What is being asked: Output the full listing word for word.

START

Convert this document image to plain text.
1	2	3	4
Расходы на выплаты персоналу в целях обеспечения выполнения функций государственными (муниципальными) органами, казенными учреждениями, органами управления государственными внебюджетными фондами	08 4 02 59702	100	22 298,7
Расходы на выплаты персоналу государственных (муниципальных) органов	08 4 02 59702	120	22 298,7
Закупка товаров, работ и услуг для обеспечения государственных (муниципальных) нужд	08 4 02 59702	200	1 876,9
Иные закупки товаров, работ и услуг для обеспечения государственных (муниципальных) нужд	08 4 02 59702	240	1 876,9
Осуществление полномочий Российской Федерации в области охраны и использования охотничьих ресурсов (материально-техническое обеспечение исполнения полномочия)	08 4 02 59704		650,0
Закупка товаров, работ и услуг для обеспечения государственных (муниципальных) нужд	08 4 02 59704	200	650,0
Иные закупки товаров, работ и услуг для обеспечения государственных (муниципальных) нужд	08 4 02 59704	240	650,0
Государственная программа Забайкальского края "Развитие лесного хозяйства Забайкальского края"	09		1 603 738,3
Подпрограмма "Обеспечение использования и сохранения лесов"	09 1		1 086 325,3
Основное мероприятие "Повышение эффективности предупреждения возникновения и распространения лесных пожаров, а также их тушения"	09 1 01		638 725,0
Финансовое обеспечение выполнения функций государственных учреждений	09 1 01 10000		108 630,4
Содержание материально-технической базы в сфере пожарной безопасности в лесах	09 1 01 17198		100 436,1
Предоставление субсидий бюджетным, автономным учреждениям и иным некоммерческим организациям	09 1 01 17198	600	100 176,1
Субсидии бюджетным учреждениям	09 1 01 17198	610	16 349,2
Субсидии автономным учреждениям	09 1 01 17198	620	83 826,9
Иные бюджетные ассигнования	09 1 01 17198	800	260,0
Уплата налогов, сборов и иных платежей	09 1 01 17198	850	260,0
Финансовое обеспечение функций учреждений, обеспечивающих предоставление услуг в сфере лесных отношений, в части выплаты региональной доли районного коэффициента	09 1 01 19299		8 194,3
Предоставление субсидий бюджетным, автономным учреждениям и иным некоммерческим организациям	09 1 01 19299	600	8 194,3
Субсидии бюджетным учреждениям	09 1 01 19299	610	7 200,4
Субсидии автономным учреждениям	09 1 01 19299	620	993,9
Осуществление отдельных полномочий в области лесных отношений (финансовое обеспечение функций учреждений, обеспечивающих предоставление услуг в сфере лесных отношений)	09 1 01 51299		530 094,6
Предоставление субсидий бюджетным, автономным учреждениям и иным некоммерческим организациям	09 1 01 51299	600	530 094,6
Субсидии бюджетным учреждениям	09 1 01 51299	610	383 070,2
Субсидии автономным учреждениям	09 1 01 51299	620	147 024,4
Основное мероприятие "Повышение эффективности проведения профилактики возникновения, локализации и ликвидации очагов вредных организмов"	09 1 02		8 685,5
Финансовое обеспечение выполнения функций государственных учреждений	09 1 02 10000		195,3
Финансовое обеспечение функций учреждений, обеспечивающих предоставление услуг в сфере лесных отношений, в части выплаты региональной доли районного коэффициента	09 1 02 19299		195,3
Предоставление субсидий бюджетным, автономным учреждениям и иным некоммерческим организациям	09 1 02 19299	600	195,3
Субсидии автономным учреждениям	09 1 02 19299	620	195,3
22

END

The answer:
Convert this document image to plain text.
1	2	3	4
Расходы на выплаты персоналу в целях обеспечения выполнения функций государственными (муниципальными) органами, казенными учреждениями, органами управления государственными внебюджетными фондами	08 4 02 59702	100	22 298,7
Расходы на выплаты персоналу государственных (муниципальных) органов	08 4 02 59702	120	22 298,7
Закупка товаров, работ и услуг для обеспечения государственных (муниципальных) нужд	08 4 02 59702	200	1 876,9
Иные закупки товаров, работ и услуг для обеспечения государственных (муниципальных) нужд	08 4 02 59702	240	1 876,9
Осуществление полномочий Российской Федерации в области охраны и использования охотничьих ресурсов (материально-техническое обеспечение исполнения полномочия)	08 4 02 59704		650,0
Закупка товаров, работ и услуг для обеспечения государственных (муниципальных) нужд	08 4 02 59704	200	650,0
Иные закупки товаров, работ и услуг для обеспечения государственных (муниципальных) нужд	08 4 02 59704	240	650,0
Государственная программа Забайкальского края "Развитие лесного хозяйства Забайкальского края"	09		1 603 738,3
Подпрограмма "Обеспечение использования и сохранения лесов"	09 1		1 086 325,3
Основное мероприятие "Повышение эффективности предупреждения возникновения и распространения лесных пожаров, а также их тушения"	09 1 01		638 725,0
Финансовое обеспечение выполнения функций государственных учреждений	09 1 01 10000		108 630,4
Содержание материально-технической базы в сфере пожарной безопасности в лесах	09 1 01 17198		100 436,1
Предоставление субсидий бюджетным, автономным учреждениям и иным некоммерческим организациям	09 1 01 17198	600	100 176,1
Субсидии бюджетным учреждениям	09 1 01 17198	610	16 349,2
Субсидии автономным учреждениям	09 1 01 17198	620	83 826,9
Иные бюджетные ассигнования	09 1 01 17198	800	260,0
Уплата налогов, сборов и иных платежей	09 1 01 17198	850	260,0
Финансовое обеспечение функций учреждений, обеспечивающих предоставление услуг в сфере лесных отношений, в части выплаты региональной доли районного коэффициента	09 1 01 19299		8 194,3
Предоставление субсидий бюджетным, автономным учреждениям и иным некоммерческим организациям	09 1 01 19299	600	8 194,3
Субсидии бюджетным учреждениям	09 1 01 19299	610	7 200,4
Субсидии автономным учреждениям	09 1 01 19299	620	993,9
Осуществление отдельных полномочий в области лесных отношений (финансовое обеспечение функций учреждений, обеспечивающих предоставление услуг в сфере лесных отношений)	09 1 01 51299		530 094,6
Предоставление субсидий бюджетным, автономным учреждениям и иным некоммерческим организациям	09 1 01 51299	600	530 094,6
Субсидии бюджетным учреждениям	09 1 01 51299	610	383 070,2
Субсидии автономным учреждениям	09 1 01 51299	620	147 024,4
Основное мероприятие "Повышение эффективности проведения профилактики возникновения, локализации и ликвидации очагов вредных организмов"	09 1 02		8 685,5
Финансовое обеспечение выполнения функций государственных учреждений	09 1 02 10000		195,3
Финансовое обеспечение функций учреждений, обеспечивающих предоставление услуг в сфере лесных отношений, в части выплаты региональной доли районного коэффициента	09 1 02 19299		195,3
Предоставление субсидий бюджетным, автономным учреждениям и иным некоммерческим организациям	09 1 02 19299	600	195,3
Субсидии автономным учреждениям	09 1 02 19299	620	195,3
22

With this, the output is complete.